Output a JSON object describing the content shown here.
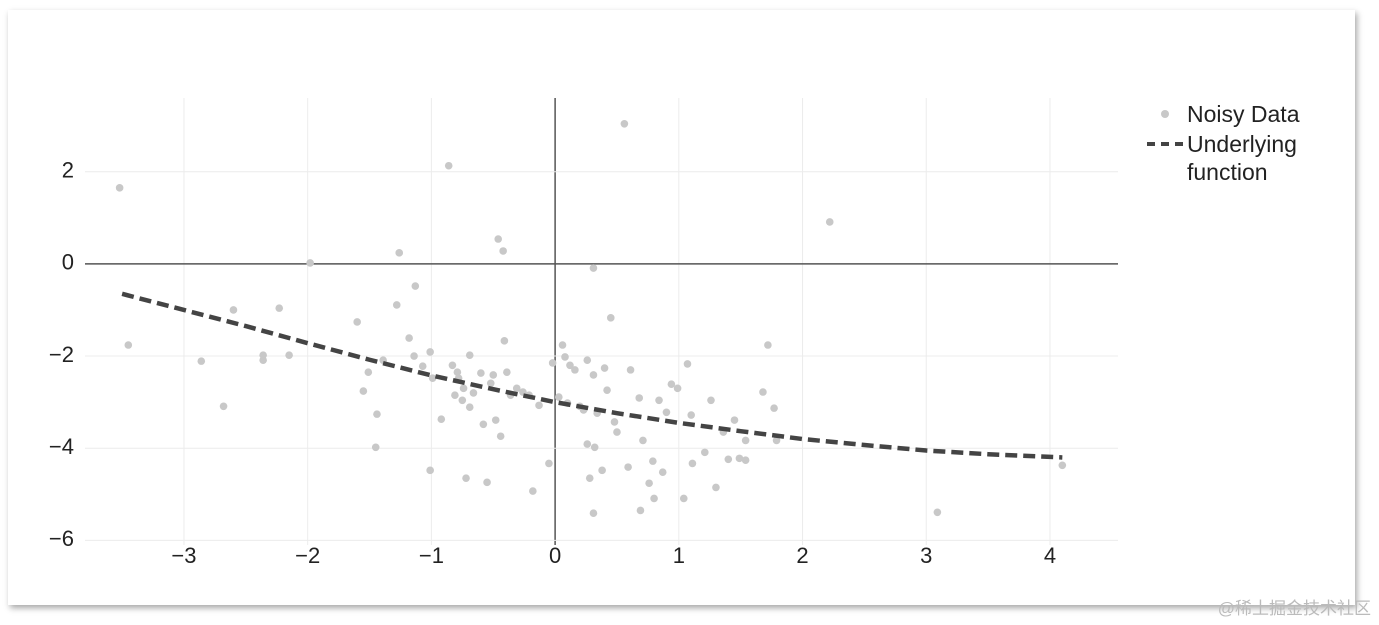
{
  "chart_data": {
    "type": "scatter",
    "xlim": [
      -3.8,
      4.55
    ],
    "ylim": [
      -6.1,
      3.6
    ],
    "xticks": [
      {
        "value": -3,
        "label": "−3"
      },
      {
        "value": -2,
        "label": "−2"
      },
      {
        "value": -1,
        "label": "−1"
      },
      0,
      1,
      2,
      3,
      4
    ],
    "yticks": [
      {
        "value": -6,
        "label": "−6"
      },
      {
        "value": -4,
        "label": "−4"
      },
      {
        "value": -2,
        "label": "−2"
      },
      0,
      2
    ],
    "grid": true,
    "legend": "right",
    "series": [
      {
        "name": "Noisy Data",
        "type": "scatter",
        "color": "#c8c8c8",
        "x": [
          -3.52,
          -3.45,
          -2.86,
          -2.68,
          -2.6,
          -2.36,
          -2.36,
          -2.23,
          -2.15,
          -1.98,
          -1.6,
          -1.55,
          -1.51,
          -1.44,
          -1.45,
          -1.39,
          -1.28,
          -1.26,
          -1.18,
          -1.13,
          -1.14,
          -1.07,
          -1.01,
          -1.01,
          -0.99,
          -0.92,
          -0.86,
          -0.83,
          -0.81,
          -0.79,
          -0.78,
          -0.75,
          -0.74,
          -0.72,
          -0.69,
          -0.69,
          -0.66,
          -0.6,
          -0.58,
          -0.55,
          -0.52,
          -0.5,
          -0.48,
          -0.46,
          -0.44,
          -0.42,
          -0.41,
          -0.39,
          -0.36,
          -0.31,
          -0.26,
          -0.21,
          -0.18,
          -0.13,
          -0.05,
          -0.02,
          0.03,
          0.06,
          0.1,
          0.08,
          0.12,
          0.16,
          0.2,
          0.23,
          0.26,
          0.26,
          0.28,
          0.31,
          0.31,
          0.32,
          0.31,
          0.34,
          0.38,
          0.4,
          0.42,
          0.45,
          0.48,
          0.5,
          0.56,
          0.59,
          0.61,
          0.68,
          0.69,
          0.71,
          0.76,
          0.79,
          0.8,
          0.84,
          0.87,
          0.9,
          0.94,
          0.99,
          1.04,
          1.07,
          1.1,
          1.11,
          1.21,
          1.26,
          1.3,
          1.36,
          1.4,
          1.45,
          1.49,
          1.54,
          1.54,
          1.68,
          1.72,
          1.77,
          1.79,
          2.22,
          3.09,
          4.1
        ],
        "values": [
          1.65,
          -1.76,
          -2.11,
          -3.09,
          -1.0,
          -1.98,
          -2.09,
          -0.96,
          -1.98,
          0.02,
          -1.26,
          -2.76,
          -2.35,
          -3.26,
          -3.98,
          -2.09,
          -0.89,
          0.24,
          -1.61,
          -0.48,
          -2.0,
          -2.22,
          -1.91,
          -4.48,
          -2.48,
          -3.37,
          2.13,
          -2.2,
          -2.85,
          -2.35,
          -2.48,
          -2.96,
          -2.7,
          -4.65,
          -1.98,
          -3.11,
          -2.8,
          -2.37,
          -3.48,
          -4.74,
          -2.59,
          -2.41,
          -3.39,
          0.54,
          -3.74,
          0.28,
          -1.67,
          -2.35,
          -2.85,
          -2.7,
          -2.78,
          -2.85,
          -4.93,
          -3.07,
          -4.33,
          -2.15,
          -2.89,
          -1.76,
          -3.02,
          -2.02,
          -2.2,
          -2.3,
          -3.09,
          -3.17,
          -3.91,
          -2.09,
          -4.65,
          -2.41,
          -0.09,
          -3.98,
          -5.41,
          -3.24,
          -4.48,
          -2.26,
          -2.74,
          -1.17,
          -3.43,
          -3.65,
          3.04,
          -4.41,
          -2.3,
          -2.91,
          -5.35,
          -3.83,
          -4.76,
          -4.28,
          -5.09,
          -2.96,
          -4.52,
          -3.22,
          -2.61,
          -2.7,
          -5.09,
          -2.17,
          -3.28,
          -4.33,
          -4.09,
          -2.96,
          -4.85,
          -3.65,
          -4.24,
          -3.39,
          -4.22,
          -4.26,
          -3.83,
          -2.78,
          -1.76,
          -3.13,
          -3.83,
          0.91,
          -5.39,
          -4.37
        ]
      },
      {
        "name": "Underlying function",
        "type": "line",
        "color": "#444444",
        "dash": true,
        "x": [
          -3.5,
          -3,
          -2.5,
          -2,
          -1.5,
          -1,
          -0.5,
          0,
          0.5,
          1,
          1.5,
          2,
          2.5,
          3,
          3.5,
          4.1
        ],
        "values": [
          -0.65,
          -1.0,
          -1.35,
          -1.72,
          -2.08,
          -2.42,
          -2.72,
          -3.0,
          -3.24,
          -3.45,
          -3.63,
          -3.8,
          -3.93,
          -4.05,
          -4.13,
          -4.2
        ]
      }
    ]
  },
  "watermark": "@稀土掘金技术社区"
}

────────────────

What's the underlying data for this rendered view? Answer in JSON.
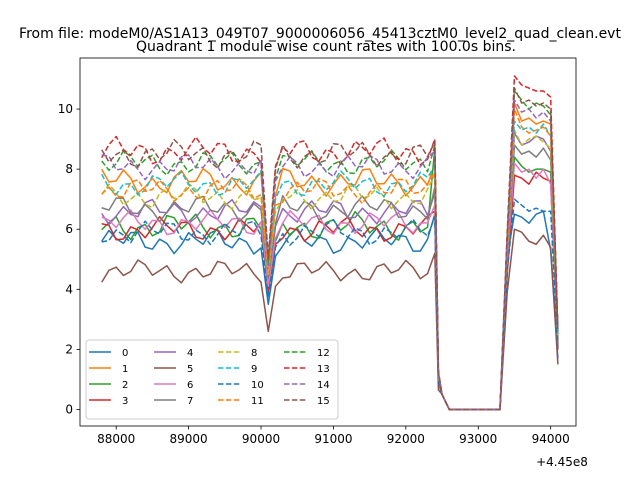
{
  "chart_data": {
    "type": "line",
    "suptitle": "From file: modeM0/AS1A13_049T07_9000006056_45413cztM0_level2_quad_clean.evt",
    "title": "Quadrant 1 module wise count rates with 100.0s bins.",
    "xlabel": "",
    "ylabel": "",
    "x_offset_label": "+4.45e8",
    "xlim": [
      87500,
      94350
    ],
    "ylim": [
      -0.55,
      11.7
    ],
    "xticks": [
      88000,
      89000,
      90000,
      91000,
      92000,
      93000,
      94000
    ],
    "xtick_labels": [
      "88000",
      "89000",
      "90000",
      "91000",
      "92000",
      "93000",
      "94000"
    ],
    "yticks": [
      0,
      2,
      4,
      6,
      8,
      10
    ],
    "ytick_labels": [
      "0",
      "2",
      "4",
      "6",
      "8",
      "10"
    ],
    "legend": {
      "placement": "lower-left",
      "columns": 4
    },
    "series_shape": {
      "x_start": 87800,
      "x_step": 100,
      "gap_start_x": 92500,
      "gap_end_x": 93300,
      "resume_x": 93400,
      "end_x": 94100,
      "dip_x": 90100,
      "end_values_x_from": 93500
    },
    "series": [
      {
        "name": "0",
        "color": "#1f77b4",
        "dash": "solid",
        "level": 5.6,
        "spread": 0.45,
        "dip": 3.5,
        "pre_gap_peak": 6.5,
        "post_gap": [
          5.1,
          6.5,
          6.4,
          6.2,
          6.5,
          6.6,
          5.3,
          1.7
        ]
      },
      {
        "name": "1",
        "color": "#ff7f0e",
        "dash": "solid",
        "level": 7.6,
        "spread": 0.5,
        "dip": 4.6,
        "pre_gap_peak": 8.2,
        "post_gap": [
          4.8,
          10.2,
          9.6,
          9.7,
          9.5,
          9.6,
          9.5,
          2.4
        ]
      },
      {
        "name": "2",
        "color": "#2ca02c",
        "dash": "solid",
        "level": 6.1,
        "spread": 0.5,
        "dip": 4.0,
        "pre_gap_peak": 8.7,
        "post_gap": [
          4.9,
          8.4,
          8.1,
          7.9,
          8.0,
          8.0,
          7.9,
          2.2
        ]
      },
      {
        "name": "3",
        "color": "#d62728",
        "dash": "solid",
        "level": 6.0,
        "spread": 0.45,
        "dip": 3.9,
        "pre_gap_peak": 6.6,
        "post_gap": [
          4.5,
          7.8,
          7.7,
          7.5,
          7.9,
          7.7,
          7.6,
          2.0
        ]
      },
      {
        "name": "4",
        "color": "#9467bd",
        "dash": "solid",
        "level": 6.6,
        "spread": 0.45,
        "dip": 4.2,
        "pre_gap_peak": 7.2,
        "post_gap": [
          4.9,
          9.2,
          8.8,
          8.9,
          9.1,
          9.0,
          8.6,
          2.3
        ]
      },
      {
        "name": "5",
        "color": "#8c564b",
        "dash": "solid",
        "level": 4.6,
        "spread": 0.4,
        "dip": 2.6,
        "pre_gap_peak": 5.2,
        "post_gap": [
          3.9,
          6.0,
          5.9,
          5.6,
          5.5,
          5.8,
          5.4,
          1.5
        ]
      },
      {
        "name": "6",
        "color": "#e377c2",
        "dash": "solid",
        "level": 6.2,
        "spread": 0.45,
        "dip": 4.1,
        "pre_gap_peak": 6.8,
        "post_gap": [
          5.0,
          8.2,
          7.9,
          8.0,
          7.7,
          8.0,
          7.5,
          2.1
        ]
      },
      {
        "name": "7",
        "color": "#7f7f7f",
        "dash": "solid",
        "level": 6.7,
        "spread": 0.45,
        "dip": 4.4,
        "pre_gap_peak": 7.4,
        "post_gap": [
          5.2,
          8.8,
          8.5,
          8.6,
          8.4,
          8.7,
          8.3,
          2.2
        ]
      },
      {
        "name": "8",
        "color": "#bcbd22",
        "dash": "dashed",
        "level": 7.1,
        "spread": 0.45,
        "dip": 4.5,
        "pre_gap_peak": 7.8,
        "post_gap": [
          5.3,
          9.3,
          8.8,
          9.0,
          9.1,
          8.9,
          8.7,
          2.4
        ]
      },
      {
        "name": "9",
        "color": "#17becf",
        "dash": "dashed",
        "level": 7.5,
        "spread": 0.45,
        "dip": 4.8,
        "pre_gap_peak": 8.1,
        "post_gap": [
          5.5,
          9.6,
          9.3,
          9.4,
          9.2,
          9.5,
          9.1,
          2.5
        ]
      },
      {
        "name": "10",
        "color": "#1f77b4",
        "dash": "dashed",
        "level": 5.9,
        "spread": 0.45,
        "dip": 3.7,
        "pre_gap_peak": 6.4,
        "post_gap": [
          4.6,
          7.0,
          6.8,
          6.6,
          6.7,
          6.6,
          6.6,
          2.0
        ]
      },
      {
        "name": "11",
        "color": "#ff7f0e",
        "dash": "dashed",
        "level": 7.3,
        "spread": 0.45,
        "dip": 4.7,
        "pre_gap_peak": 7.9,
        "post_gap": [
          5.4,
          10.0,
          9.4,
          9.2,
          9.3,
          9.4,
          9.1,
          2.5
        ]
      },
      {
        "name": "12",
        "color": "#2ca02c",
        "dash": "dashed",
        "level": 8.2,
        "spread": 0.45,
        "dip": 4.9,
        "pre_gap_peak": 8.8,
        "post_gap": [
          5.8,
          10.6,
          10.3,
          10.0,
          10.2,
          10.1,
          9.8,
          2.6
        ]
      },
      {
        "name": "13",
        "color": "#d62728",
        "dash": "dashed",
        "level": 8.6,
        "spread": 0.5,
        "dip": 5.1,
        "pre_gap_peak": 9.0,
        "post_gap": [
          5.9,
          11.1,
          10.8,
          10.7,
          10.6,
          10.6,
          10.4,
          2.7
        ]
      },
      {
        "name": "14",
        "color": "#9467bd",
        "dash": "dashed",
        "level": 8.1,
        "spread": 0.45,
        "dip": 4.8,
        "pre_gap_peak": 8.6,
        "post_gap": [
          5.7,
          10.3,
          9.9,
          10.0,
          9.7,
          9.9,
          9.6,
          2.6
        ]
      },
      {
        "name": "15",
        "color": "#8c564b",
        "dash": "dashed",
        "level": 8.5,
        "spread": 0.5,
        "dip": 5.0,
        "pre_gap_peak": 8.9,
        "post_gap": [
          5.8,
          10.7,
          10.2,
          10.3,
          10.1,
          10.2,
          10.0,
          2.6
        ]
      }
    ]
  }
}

────────────────

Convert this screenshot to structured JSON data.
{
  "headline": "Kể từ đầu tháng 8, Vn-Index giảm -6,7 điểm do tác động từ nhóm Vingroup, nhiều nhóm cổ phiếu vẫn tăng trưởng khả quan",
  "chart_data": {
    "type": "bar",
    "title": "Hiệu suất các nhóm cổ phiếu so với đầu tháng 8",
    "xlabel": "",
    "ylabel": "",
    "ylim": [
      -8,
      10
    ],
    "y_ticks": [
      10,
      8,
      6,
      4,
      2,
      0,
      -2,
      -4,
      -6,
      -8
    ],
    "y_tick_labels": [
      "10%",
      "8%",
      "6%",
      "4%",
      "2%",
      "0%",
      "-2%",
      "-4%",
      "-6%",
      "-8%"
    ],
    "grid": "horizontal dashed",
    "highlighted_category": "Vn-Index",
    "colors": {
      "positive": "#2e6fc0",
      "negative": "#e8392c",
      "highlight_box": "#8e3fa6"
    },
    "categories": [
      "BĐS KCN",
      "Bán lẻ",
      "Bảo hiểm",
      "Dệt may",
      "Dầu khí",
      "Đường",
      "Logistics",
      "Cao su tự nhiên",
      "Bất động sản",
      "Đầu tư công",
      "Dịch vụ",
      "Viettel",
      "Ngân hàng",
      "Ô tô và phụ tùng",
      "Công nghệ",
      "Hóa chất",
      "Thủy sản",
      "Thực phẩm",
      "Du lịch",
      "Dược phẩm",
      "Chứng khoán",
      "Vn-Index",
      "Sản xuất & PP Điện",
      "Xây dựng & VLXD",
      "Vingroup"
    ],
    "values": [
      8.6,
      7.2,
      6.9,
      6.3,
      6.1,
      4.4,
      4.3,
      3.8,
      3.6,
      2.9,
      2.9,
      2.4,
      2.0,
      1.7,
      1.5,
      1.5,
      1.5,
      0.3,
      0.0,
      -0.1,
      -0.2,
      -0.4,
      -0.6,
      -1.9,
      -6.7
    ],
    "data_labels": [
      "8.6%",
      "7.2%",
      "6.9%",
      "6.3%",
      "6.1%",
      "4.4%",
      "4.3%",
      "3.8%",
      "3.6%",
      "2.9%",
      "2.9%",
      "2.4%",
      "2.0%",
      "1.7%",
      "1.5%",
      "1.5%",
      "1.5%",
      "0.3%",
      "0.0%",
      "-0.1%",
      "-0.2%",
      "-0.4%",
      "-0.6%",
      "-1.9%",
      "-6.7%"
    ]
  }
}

────────────────

Only a number is wanted: how many lines above include "type"?

5